*Your objective*: Every line with the string "персональных" should be gathered.

»»

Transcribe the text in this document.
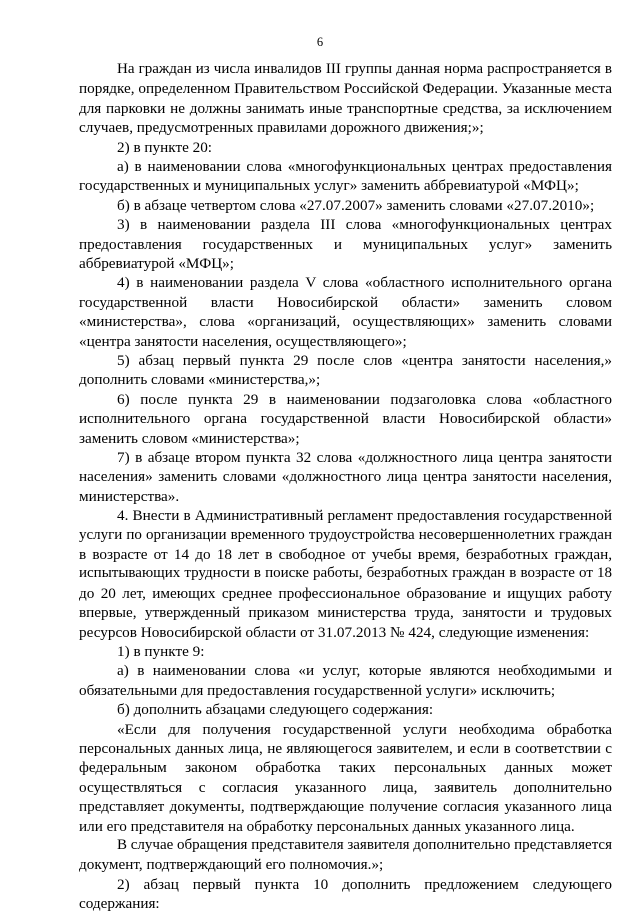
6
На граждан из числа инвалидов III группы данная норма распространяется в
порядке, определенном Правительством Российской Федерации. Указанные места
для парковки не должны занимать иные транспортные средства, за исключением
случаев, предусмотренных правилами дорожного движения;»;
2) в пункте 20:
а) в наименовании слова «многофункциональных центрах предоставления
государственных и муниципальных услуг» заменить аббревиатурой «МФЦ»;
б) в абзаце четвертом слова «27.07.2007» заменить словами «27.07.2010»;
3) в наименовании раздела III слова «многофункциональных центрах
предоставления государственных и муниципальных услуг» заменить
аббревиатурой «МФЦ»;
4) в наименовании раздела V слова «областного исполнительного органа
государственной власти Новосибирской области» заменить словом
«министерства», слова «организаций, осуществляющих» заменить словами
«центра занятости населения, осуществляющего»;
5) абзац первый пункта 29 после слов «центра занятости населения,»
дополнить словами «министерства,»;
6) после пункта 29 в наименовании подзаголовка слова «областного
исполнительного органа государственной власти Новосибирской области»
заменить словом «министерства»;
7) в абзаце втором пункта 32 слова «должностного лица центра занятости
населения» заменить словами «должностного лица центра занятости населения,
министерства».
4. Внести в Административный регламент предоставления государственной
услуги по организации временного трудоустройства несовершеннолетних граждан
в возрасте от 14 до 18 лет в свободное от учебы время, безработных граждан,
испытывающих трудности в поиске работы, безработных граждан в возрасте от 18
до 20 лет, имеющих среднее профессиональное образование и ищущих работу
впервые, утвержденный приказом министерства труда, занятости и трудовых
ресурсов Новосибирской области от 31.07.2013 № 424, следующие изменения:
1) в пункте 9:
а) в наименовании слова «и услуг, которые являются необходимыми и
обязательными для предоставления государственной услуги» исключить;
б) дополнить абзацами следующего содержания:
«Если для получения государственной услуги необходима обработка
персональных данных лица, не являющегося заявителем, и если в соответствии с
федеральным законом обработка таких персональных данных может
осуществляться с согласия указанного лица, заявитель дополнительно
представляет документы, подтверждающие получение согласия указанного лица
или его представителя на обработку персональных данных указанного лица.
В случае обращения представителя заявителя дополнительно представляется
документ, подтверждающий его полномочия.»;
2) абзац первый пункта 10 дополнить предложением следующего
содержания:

««

*Response to the task*:
персональных данных лица, не являющегося заявителем, и если в соответствии с
федеральным законом обработка таких персональных данных может
или его представителя на обработку персональных данных указанного лица.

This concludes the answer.